Instructions for the task: Each record below is to be copied word for word, with pictures removed.

>> START Material shown

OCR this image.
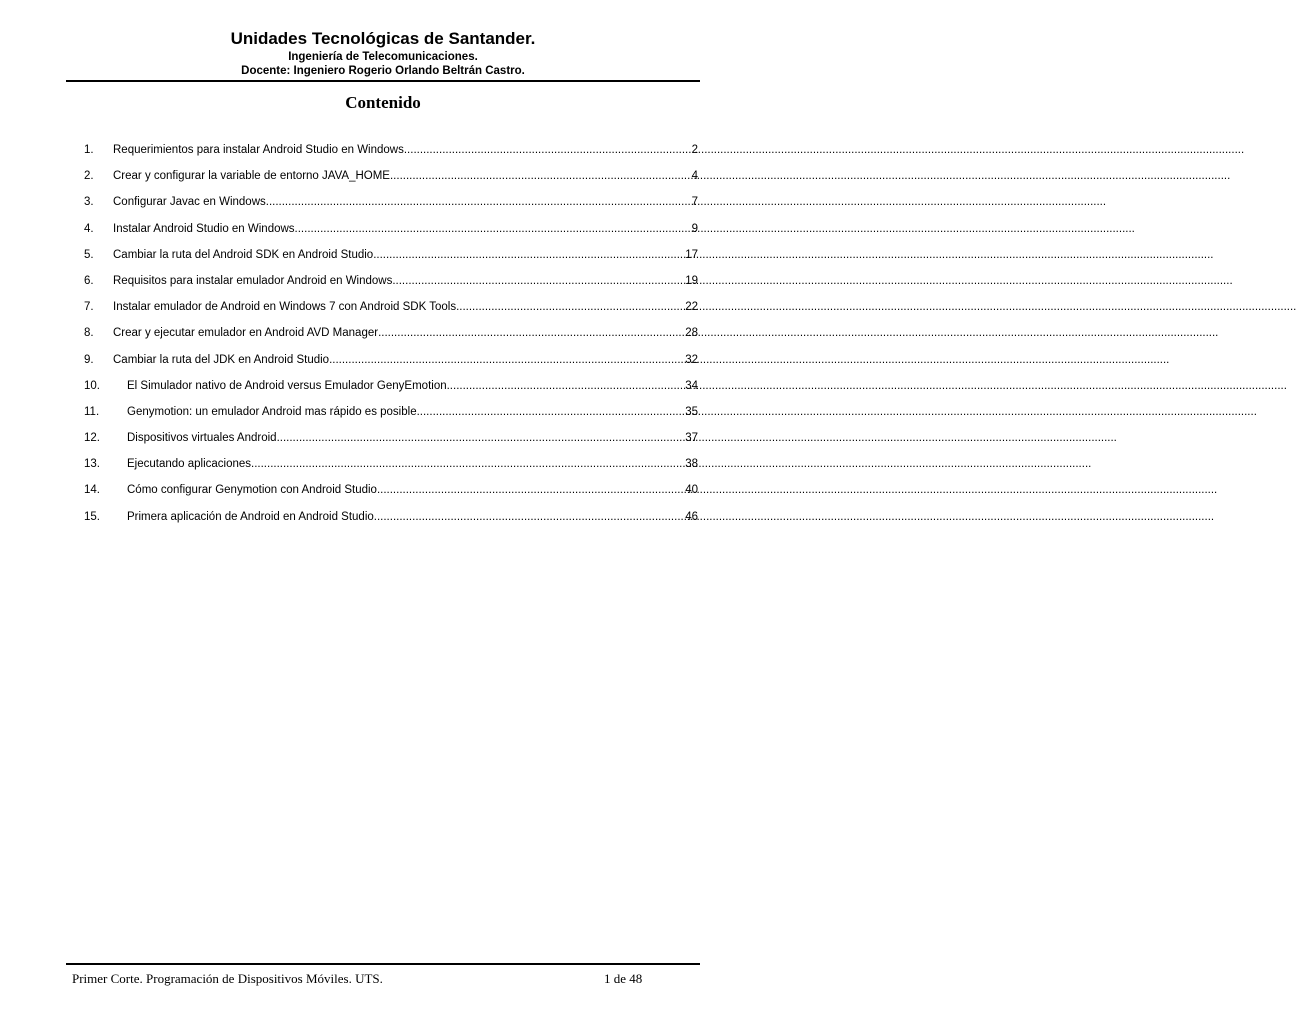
Unidades Tecnológicas de Santander.
Ingeniería de Telecomunicaciones.
Docente: Ingeniero Rogerio Orlando Beltrán Castro.
Contenido
1.	Requerimientos para instalar Android Studio en Windows .....	2
2.	Crear y configurar la variable de entorno JAVA_HOME .....	4
3.	Configurar Javac en Windows .....	7
4.	Instalar Android Studio en Windows .....	9
5.	Cambiar la ruta del Android SDK en Android Studio .....	17
6.	Requisitos para instalar emulador Android en Windows .....	19
7.	Instalar emulador de Android en Windows 7 con Android SDK Tools .....	22
8.	Crear y ejecutar emulador en Android AVD Manager .....	28
9.	Cambiar la ruta del JDK en Android Studio .....	32
10.	El Simulador nativo de Android versus Emulador GenyEmotion .....	34
11.	Genymotion: un emulador Android mas rápido es posible .....	35
12.	Dispositivos virtuales Android .....	37
13.	Ejecutando aplicaciones .....	38
14.	Cómo configurar Genymotion con Android Studio .....	40
15.	Primera aplicación de Android en Android Studio .....	46
Primer Corte. Programación de Dispositivos Móviles. UTS.	1 de 48
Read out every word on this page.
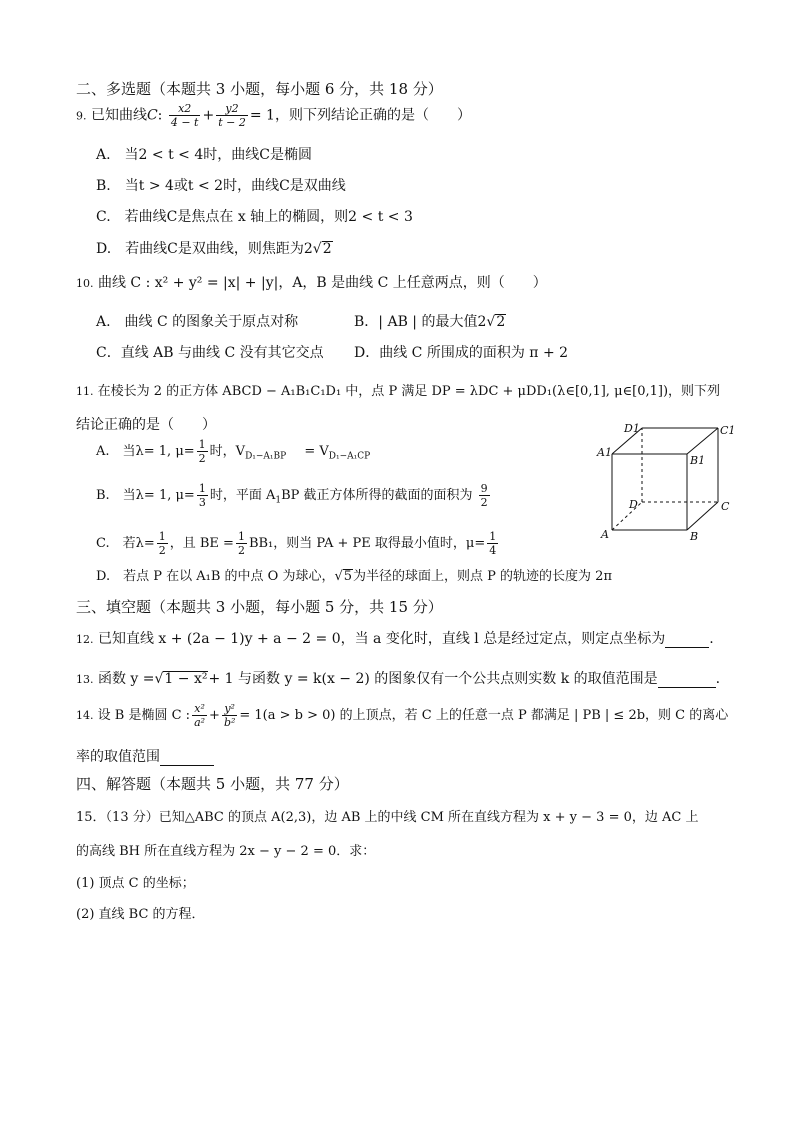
二、多选题（本题共 3 小题，每小题 6 分，共 18 分）
9. 已知曲线C: $\frac{x2}{4 - t} + \frac{y2}{t - 2} = 1$，则下列结论正确的是（　　）
A.　当2 < t < 4时，曲线C是椭圆
B.　当t > 4或t < 2时，曲线C是双曲线
C.　若曲线C是焦点在 x 轴上的椭圆，则2 < t < 3
D.　若曲线C是双曲线，则焦距为2√2
10. 曲线 C : x² + y² = |x| + |y|，A，B 是曲线 C 上任意两点，则（　　）
A.　曲线 C 的图象关于原点对称	B．| AB | 的最大值2√2
C．直线 AB 与曲线 C 没有其它交点 D．曲线 C 所围成的面积为 π + 2
11. 在棱长为 2 的正方体 ABCD − A₁B₁C₁D₁ 中，点 P 满足 DP = λDC + μDD₁(λ∈[0,1], μ∈[0,1])，则下列
结论正确的是（　　）
A.　当λ= 1, $\mu= \frac{1}{2}$ 时，$V_{D_1-A_1BP} = V_{D_1-A_1CP}$
B.　当λ= 1, $\mu= \frac{1}{3}$ 时，平面 $A_1BP$ 截正方体所得的截面的面积为 $\frac{9}{2}$
C.　若$\lambda= \frac{1}{2}$ ，且 BE = $\frac{1}{2} BB_1$，则当 PA + PE 取得最小值时，$\mu= \frac{1}{4}$
D.　若点 P 在以 A₁B 的中点 O 为球心，√5为半径的球面上，则点 P 的轨迹的长度为 2π
A	B
C
D
A1
B1
C1
D1
三、填空题（本题共 3 小题，每小题 5 分，共 15 分）
12. 已知直线 x + (2a − 1)y + a − 2 = 0，当 a 变化时，直线 l 总是经过定点，则定点坐标为	.
13. 函数 y =√1 − x²+ 1 与函数 y = k(x − 2) 的图象仅有一个公共点则实数 k 的取值范围是	.
14. 设 B 是椭圆 C : $\frac{\text{x²}}{\text{a²}} + \frac{\text{y²}}{\text{b²}} = 1(a > b > 0)$ 的上顶点，若 C 上的任意一点 P 都满足 | PB | ≤ 2b，则 C 的离心
率的取值范围
四、解答题（本题共 5 小题，共 77 分）
15．（13 分）已知△ABC 的顶点 A(2,3)，边 AB 上的中线 CM 所在直线方程为 x + y − 3 = 0，边 AC 上
的高线 BH 所在直线方程为 2x − y − 2 = 0．求：
(1) 顶点 C 的坐标；
(2) 直线 BC 的方程．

>> END Material shown

Full response:
OCR this image.
Unidades Tecnológicas de Santander.
Ingeniería de Telecomunicaciones.
Docente: Ingeniero Rogerio Orlando Beltrán Castro.
Contenido
1.	Requerimientos para instalar Android Studio en Windows .....	2
2.	Crear y configurar la variable de entorno JAVA_HOME .....	4
3.	Configurar Javac en Windows .....	7
4.	Instalar Android Studio en Windows .....	9
5.	Cambiar la ruta del Android SDK en Android Studio .....	17
6.	Requisitos para instalar emulador Android en Windows .....	19
7.	Instalar emulador de Android en Windows 7 con Android SDK Tools .....	22
8.	Crear y ejecutar emulador en Android AVD Manager .....	28
9.	Cambiar la ruta del JDK en Android Studio .....	32
10.	El Simulador nativo de Android versus Emulador GenyEmotion .....	34
11.	Genymotion: un emulador Android mas rápido es posible .....	35
12.	Dispositivos virtuales Android .....	37
13.	Ejecutando aplicaciones .....	38
14.	Cómo configurar Genymotion con Android Studio .....	40
15.	Primera aplicación de Android en Android Studio .....	46
Primer Corte. Programación de Dispositivos Móviles. UTS.	1 de 48
Read out every word on this page.
二、多选题（本题共 3 小题，每小题 6 分，共 18 分）
9. 已知曲线C: $\frac{x2}{4 - t} + \frac{y2}{t - 2} = 1$，则下列结论正确的是（　　）
A.　当2 < t < 4时，曲线C是椭圆
B.　当t > 4或t < 2时，曲线C是双曲线
C.　若曲线C是焦点在 x 轴上的椭圆，则2 < t < 3
D.　若曲线C是双曲线，则焦距为2√2
10. 曲线 C : x² + y² = |x| + |y|，A，B 是曲线 C 上任意两点，则（　　）
A.　曲线 C 的图象关于原点对称	B．| AB | 的最大值2√2
C．直线 AB 与曲线 C 没有其它交点 D．曲线 C 所围成的面积为 π + 2
11. 在棱长为 2 的正方体 ABCD − A₁B₁C₁D₁ 中，点 P 满足 DP = λDC + μDD₁(λ∈[0,1], μ∈[0,1])，则下列
结论正确的是（　　）
A.　当λ= 1, $\mu= \frac{1}{2}$ 时，$V_{D_1-A_1BP} = V_{D_1-A_1CP}$
B.　当λ= 1, $\mu= \frac{1}{3}$ 时，平面 $A_1BP$ 截正方体所得的截面的面积为 $\frac{9}{2}$
C.　若$\lambda= \frac{1}{2}$ ，且 BE = $\frac{1}{2} BB_1$，则当 PA + PE 取得最小值时，$\mu= \frac{1}{4}$
D.　若点 P 在以 A₁B 的中点 O 为球心，√5为半径的球面上，则点 P 的轨迹的长度为 2π
A	B
C
D
A1
B1
C1
D1
三、填空题（本题共 3 小题，每小题 5 分，共 15 分）
12. 已知直线 x + (2a − 1)y + a − 2 = 0，当 a 变化时，直线 l 总是经过定点，则定点坐标为	.
13. 函数 y =√1 − x²+ 1 与函数 y = k(x − 2) 的图象仅有一个公共点则实数 k 的取值范围是	.
14. 设 B 是椭圆 C : $\frac{\text{x²}}{\text{a²}} + \frac{\text{y²}}{\text{b²}} = 1(a > b > 0)$ 的上顶点，若 C 上的任意一点 P 都满足 | PB | ≤ 2b，则 C 的离心
率的取值范围
四、解答题（本题共 5 小题，共 77 分）
15．（13 分）已知△ABC 的顶点 A(2,3)，边 AB 上的中线 CM 所在直线方程为 x + y − 3 = 0，边 AC 上
的高线 BH 所在直线方程为 2x − y − 2 = 0．求：
(1) 顶点 C 的坐标；
(2) 直线 BC 的方程．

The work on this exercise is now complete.